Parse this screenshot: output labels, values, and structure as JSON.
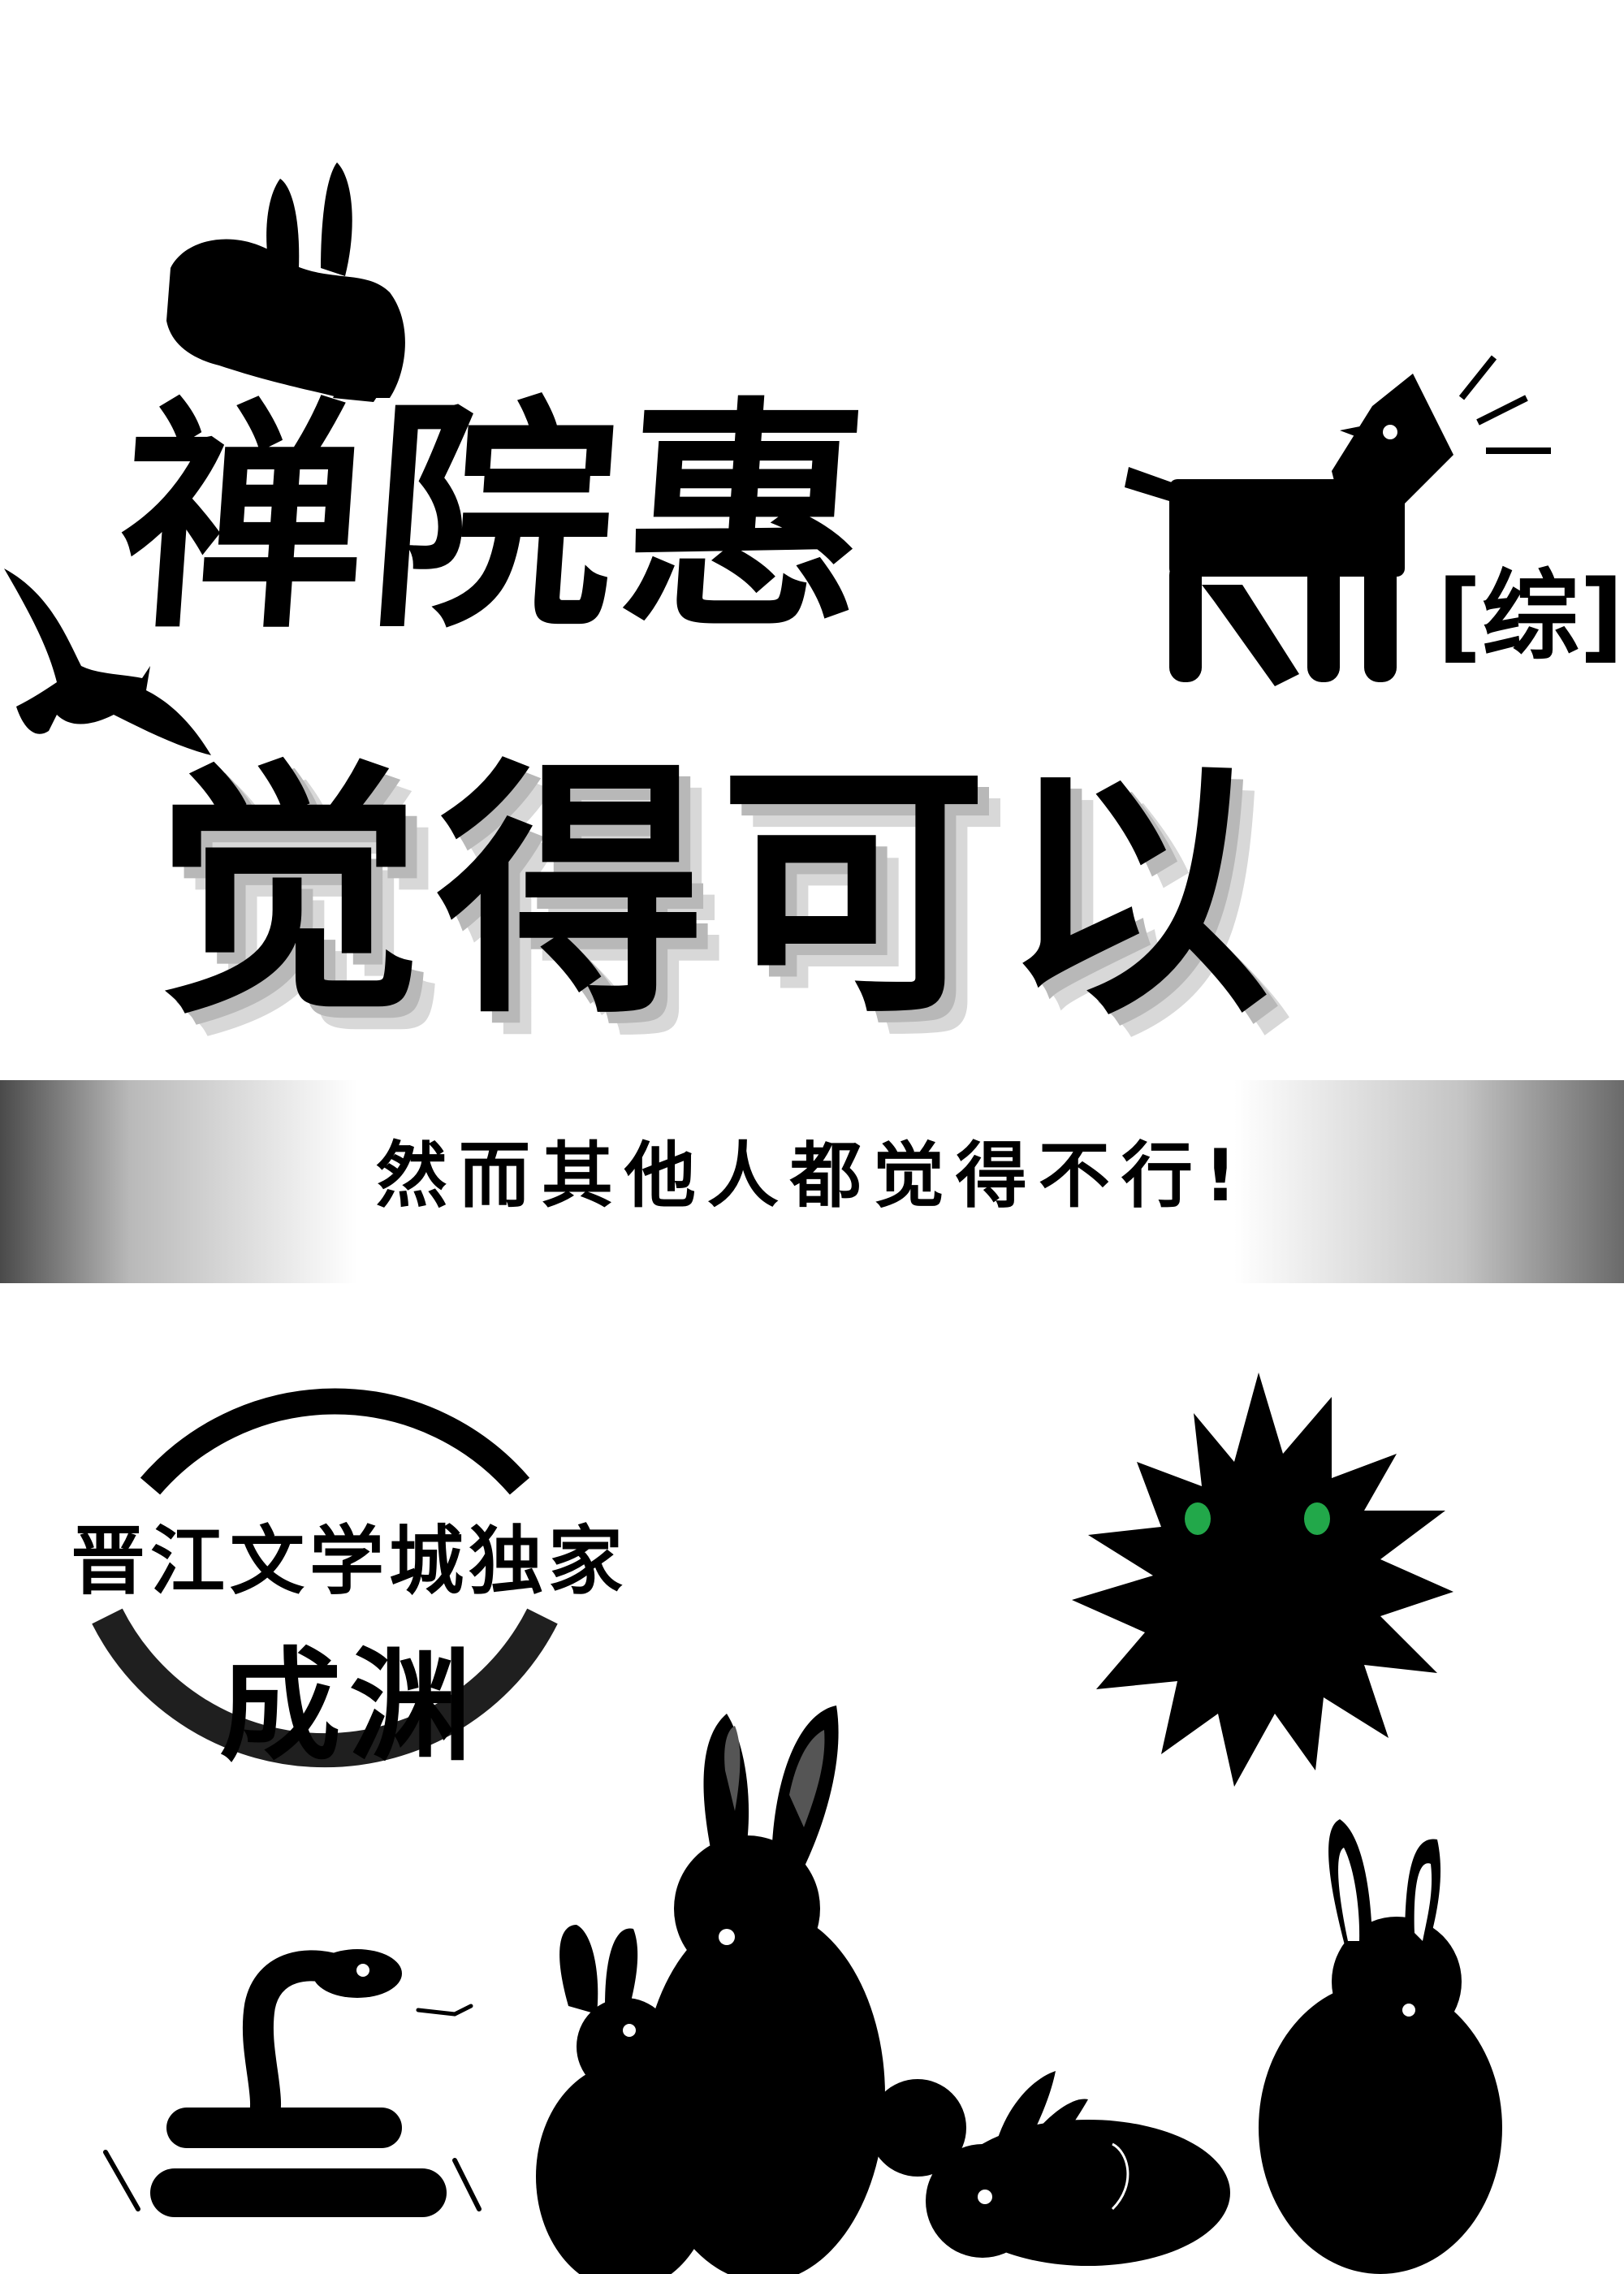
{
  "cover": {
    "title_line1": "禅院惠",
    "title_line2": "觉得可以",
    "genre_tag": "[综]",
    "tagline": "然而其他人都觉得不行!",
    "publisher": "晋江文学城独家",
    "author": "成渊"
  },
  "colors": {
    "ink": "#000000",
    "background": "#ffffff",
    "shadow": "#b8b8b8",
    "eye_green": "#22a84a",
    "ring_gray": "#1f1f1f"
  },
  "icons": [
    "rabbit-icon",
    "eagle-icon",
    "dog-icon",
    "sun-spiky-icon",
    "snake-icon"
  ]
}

--

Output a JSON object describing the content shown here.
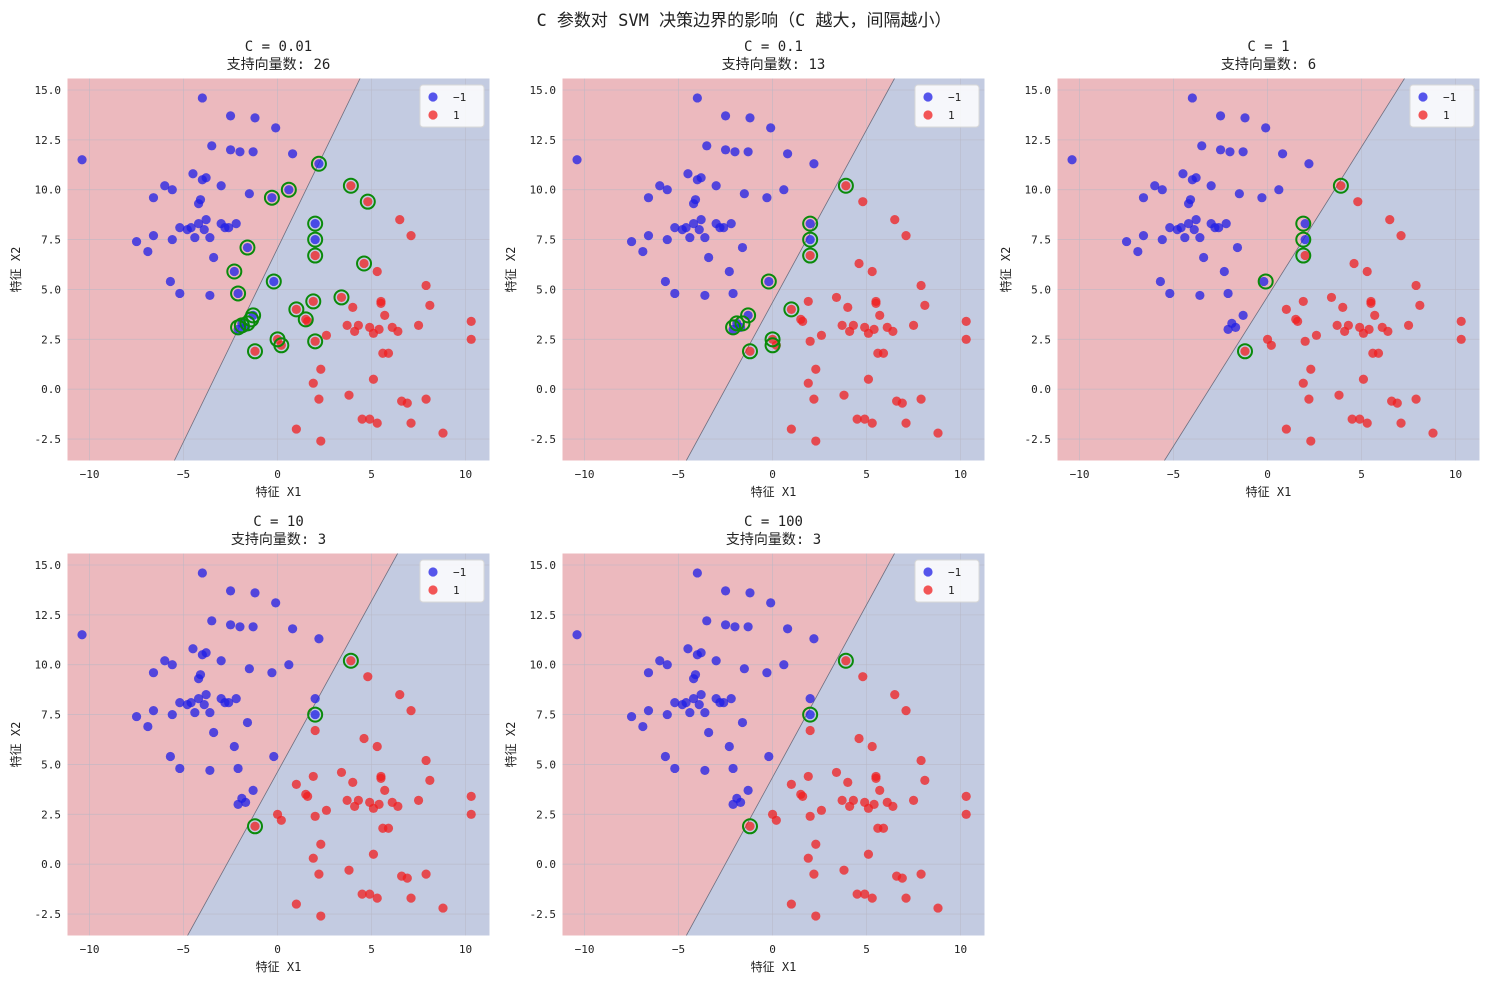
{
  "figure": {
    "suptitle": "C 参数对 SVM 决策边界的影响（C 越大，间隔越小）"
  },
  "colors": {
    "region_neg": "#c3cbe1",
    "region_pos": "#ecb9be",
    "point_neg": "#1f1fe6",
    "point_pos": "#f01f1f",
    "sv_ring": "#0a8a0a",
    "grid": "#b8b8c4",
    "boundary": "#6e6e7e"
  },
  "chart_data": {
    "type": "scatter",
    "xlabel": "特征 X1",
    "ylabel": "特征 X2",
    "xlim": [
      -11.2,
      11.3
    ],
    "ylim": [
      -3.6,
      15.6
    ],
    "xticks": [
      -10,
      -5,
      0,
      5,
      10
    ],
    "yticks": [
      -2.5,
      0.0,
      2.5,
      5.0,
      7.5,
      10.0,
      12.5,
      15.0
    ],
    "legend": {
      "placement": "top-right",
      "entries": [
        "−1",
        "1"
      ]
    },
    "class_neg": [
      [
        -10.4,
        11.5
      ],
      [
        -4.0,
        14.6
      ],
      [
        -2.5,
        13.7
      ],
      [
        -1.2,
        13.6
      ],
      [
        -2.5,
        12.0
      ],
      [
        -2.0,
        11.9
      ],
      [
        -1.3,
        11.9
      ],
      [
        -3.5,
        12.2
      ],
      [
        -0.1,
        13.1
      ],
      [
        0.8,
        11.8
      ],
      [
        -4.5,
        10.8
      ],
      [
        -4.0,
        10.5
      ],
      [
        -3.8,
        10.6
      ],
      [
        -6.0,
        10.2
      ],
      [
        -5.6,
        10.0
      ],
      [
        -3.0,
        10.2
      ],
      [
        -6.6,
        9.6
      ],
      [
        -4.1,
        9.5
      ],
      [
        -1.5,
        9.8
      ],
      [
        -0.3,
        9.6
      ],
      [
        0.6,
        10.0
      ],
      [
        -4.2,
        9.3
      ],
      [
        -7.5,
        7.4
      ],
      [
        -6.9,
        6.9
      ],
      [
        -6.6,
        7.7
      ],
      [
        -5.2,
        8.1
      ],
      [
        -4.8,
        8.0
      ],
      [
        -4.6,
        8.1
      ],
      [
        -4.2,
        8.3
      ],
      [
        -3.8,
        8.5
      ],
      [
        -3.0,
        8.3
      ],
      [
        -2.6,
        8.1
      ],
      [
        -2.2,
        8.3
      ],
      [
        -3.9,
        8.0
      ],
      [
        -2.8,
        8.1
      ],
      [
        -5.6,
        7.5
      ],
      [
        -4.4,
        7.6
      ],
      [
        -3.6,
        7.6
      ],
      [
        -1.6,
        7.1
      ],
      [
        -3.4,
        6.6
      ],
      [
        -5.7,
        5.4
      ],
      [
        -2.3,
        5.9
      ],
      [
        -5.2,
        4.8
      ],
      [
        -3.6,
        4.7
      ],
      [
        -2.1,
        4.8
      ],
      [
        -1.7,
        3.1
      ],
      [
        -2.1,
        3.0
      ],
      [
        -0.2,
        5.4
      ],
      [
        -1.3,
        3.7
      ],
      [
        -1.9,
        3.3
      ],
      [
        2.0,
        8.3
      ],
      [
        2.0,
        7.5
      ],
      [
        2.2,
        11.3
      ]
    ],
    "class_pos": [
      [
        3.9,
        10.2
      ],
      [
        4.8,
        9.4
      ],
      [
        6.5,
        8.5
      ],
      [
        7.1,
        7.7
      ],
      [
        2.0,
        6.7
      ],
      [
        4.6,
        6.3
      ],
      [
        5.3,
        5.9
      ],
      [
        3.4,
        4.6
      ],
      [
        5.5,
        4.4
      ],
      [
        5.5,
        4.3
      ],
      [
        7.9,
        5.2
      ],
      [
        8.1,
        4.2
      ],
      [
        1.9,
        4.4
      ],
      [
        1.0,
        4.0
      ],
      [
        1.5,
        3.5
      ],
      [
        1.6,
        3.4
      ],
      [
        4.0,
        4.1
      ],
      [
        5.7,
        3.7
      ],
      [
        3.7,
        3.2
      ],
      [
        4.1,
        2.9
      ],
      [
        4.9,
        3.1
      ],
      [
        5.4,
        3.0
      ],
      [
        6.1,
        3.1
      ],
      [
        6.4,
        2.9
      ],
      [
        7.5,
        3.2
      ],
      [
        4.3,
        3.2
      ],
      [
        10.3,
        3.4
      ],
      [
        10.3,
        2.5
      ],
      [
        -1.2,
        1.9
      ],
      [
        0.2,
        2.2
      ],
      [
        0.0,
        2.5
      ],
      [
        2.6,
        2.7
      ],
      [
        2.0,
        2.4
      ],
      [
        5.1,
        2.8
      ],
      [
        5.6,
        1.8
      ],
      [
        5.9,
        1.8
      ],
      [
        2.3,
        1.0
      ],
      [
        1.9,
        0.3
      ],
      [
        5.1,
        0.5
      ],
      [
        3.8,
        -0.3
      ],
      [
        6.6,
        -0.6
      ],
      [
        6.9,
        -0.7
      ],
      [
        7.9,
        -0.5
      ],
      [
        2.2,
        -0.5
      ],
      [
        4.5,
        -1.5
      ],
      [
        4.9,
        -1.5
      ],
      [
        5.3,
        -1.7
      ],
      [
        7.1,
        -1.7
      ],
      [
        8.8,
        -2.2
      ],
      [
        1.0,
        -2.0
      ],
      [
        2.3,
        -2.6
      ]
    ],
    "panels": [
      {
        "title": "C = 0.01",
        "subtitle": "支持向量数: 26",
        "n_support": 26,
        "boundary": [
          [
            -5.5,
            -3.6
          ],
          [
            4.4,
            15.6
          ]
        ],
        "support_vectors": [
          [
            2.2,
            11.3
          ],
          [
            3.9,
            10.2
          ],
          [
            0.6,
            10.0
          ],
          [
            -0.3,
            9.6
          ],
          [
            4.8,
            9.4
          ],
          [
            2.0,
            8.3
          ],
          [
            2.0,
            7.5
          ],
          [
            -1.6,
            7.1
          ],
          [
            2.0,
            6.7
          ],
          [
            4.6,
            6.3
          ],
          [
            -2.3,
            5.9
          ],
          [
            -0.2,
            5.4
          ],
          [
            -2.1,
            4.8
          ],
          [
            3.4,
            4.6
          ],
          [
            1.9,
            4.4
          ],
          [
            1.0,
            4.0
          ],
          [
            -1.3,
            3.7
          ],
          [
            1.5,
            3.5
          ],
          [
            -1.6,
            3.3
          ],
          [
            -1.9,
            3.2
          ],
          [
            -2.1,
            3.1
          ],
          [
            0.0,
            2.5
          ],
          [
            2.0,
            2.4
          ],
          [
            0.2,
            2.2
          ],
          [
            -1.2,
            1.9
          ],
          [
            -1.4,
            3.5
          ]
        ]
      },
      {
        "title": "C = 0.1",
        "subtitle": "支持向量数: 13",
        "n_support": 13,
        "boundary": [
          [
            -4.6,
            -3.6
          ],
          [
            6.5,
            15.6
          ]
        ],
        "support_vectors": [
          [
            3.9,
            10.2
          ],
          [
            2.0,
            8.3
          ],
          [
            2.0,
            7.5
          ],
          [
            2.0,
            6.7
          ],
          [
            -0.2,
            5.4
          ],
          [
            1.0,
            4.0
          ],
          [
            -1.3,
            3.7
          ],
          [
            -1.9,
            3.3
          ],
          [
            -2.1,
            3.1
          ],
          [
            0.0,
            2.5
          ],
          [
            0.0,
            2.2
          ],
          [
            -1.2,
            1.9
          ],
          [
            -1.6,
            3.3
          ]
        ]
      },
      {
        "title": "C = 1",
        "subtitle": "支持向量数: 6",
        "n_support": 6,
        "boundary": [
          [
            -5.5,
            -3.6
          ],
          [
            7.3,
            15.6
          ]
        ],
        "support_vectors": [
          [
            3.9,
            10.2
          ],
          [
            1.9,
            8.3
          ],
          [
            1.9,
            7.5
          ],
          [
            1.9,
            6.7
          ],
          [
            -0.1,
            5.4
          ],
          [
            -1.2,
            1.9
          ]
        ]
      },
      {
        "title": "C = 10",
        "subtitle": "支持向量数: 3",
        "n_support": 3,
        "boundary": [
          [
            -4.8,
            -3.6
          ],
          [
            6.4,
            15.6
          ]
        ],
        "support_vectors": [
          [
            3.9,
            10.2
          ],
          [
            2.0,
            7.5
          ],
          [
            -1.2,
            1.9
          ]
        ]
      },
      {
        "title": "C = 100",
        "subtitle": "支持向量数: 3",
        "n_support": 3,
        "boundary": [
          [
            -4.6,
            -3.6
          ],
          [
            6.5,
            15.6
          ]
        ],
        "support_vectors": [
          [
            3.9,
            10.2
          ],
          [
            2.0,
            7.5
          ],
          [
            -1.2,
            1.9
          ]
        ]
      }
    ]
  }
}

Instruction — Gather every line from the entries above where the word "JSON" appears, and copy them.

Solution to the problem —
Parse this screenshot: output labels, values, and structure as JSON.
Output a JSON object describing the content shown here.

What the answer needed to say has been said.